## Excerpts from a figure dataset
--------------------------------------------------
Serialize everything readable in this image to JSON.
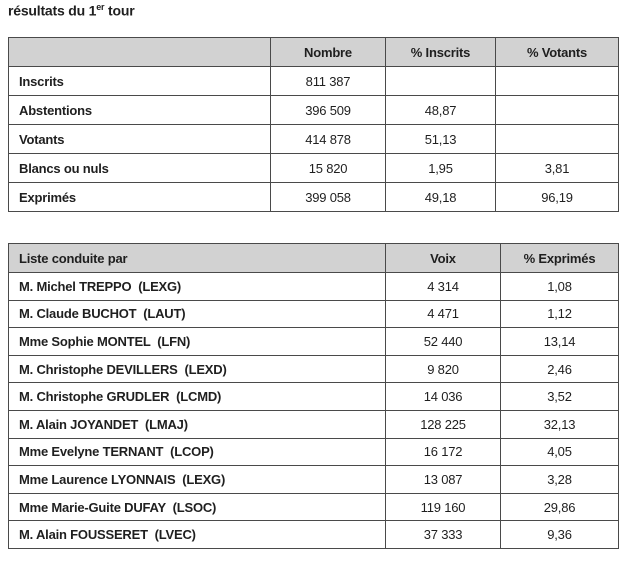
{
  "page": {
    "title_prefix": "résultats du 1",
    "title_sup": "er",
    "title_suffix": " tour"
  },
  "colors": {
    "header_bg": "#d2d2d2",
    "border": "#4a4a4a",
    "text": "#1f1f1f"
  },
  "summary_table": {
    "headers": [
      "",
      "Nombre",
      "% Inscrits",
      "% Votants"
    ],
    "rows": [
      {
        "label": "Inscrits",
        "nombre": "811 387",
        "pct_inscrits": "",
        "pct_votants": ""
      },
      {
        "label": "Abstentions",
        "nombre": "396 509",
        "pct_inscrits": "48,87",
        "pct_votants": ""
      },
      {
        "label": "Votants",
        "nombre": "414 878",
        "pct_inscrits": "51,13",
        "pct_votants": ""
      },
      {
        "label": "Blancs ou nuls",
        "nombre": "15 820",
        "pct_inscrits": "1,95",
        "pct_votants": "3,81"
      },
      {
        "label": "Exprimés",
        "nombre": "399 058",
        "pct_inscrits": "49,18",
        "pct_votants": "96,19"
      }
    ]
  },
  "results_table": {
    "headers": [
      "Liste conduite par",
      "Voix",
      "% Exprimés"
    ],
    "rows": [
      {
        "label": "M. Michel TREPPO  (LEXG)",
        "voix": "4 314",
        "pct_exprimes": "1,08"
      },
      {
        "label": "M. Claude BUCHOT  (LAUT)",
        "voix": "4 471",
        "pct_exprimes": "1,12"
      },
      {
        "label": "Mme Sophie MONTEL  (LFN)",
        "voix": "52 440",
        "pct_exprimes": "13,14"
      },
      {
        "label": "M. Christophe DEVILLERS  (LEXD)",
        "voix": "9 820",
        "pct_exprimes": "2,46"
      },
      {
        "label": "M. Christophe GRUDLER  (LCMD)",
        "voix": "14 036",
        "pct_exprimes": "3,52"
      },
      {
        "label": "M. Alain JOYANDET  (LMAJ)",
        "voix": "128 225",
        "pct_exprimes": "32,13"
      },
      {
        "label": "Mme Evelyne TERNANT  (LCOP)",
        "voix": "16 172",
        "pct_exprimes": "4,05"
      },
      {
        "label": "Mme Laurence LYONNAIS  (LEXG)",
        "voix": "13 087",
        "pct_exprimes": "3,28"
      },
      {
        "label": "Mme Marie-Guite DUFAY  (LSOC)",
        "voix": "119 160",
        "pct_exprimes": "29,86"
      },
      {
        "label": "M. Alain FOUSSERET  (LVEC)",
        "voix": "37 333",
        "pct_exprimes": "9,36"
      }
    ]
  }
}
--------------------------------------------------
## EXERCISE GOAL
Images in the records should not be copied. Repeat all the rest exactly.

## WORKED ANSWER
Serialize everything readable in this image to JSON.
{
  "page": {
    "title_prefix": "résultats du 1",
    "title_sup": "er",
    "title_suffix": " tour"
  },
  "colors": {
    "header_bg": "#d2d2d2",
    "border": "#4a4a4a",
    "text": "#1f1f1f"
  },
  "summary_table": {
    "headers": [
      "",
      "Nombre",
      "% Inscrits",
      "% Votants"
    ],
    "rows": [
      {
        "label": "Inscrits",
        "nombre": "811 387",
        "pct_inscrits": "",
        "pct_votants": ""
      },
      {
        "label": "Abstentions",
        "nombre": "396 509",
        "pct_inscrits": "48,87",
        "pct_votants": ""
      },
      {
        "label": "Votants",
        "nombre": "414 878",
        "pct_inscrits": "51,13",
        "pct_votants": ""
      },
      {
        "label": "Blancs ou nuls",
        "nombre": "15 820",
        "pct_inscrits": "1,95",
        "pct_votants": "3,81"
      },
      {
        "label": "Exprimés",
        "nombre": "399 058",
        "pct_inscrits": "49,18",
        "pct_votants": "96,19"
      }
    ]
  },
  "results_table": {
    "headers": [
      "Liste conduite par",
      "Voix",
      "% Exprimés"
    ],
    "rows": [
      {
        "label": "M. Michel TREPPO  (LEXG)",
        "voix": "4 314",
        "pct_exprimes": "1,08"
      },
      {
        "label": "M. Claude BUCHOT  (LAUT)",
        "voix": "4 471",
        "pct_exprimes": "1,12"
      },
      {
        "label": "Mme Sophie MONTEL  (LFN)",
        "voix": "52 440",
        "pct_exprimes": "13,14"
      },
      {
        "label": "M. Christophe DEVILLERS  (LEXD)",
        "voix": "9 820",
        "pct_exprimes": "2,46"
      },
      {
        "label": "M. Christophe GRUDLER  (LCMD)",
        "voix": "14 036",
        "pct_exprimes": "3,52"
      },
      {
        "label": "M. Alain JOYANDET  (LMAJ)",
        "voix": "128 225",
        "pct_exprimes": "32,13"
      },
      {
        "label": "Mme Evelyne TERNANT  (LCOP)",
        "voix": "16 172",
        "pct_exprimes": "4,05"
      },
      {
        "label": "Mme Laurence LYONNAIS  (LEXG)",
        "voix": "13 087",
        "pct_exprimes": "3,28"
      },
      {
        "label": "Mme Marie-Guite DUFAY  (LSOC)",
        "voix": "119 160",
        "pct_exprimes": "29,86"
      },
      {
        "label": "M. Alain FOUSSERET  (LVEC)",
        "voix": "37 333",
        "pct_exprimes": "9,36"
      }
    ]
  }
}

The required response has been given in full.